>> begin GIVEN INFORMATION
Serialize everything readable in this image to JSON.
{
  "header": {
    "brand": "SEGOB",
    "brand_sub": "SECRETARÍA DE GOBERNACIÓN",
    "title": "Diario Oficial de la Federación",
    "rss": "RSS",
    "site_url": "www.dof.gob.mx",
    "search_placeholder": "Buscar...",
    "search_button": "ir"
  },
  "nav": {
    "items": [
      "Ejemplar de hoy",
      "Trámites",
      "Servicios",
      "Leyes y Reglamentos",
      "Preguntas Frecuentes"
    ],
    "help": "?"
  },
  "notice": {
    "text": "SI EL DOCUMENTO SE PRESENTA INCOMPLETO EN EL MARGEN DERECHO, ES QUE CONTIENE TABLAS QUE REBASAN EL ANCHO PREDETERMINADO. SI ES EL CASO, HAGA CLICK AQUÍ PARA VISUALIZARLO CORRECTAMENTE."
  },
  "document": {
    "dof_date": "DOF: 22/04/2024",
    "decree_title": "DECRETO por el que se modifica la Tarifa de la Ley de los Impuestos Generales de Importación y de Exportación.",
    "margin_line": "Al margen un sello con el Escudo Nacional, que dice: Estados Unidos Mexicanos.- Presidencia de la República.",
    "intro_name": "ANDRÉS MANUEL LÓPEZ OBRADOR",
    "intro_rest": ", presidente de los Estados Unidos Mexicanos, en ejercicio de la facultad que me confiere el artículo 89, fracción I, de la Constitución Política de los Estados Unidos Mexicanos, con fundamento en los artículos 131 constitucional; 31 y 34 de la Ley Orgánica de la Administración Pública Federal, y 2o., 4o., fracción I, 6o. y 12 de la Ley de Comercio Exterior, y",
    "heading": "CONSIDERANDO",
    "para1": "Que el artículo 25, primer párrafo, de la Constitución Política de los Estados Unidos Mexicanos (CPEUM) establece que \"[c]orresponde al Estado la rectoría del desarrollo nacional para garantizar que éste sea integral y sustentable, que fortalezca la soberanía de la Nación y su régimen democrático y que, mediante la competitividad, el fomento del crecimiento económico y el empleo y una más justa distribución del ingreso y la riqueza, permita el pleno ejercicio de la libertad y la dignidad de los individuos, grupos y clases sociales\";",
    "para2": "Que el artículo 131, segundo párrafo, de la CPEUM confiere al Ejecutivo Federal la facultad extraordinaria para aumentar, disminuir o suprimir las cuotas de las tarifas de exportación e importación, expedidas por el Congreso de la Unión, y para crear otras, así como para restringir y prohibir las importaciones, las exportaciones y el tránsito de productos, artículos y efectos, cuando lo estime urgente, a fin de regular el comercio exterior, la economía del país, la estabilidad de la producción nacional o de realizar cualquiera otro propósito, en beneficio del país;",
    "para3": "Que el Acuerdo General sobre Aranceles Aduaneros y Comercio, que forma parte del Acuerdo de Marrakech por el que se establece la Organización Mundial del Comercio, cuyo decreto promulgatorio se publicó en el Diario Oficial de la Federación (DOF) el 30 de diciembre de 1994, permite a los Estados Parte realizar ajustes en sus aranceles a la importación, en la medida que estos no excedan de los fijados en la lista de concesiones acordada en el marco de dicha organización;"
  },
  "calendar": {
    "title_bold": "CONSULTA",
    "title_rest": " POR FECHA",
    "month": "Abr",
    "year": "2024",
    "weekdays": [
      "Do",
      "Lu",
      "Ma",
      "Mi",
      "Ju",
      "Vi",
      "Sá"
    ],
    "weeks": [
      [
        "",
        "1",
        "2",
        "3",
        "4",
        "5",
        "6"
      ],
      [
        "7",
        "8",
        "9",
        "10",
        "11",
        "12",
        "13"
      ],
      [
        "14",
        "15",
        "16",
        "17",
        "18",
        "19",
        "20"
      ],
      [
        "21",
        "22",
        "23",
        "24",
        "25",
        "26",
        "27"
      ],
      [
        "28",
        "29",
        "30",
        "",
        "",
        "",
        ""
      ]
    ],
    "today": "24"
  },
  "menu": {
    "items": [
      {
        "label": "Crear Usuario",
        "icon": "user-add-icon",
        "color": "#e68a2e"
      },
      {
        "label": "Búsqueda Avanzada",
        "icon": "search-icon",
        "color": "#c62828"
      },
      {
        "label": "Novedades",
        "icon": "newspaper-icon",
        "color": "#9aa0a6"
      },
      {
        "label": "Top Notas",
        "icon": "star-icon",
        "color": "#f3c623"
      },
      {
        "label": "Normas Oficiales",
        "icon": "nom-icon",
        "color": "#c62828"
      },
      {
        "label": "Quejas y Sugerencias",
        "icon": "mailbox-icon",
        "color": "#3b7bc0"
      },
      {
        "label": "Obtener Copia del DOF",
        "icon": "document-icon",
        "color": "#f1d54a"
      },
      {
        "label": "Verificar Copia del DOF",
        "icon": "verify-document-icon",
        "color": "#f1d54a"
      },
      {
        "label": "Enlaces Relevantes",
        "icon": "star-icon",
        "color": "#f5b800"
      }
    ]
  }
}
>> end GIVEN INFORMATION
TASK REQUIREMENTS:
Where does the word "color" appear? Return each line that holds it.

EXERCISE ANSWER:
        "color": "#e68a2e"
        "color": "#c62828"
        "color": "#9aa0a6"
        "color": "#f3c623"
        "color": "#c62828"
        "color": "#3b7bc0"
        "color": "#f1d54a"
        "color": "#f1d54a"
        "color": "#f5b800"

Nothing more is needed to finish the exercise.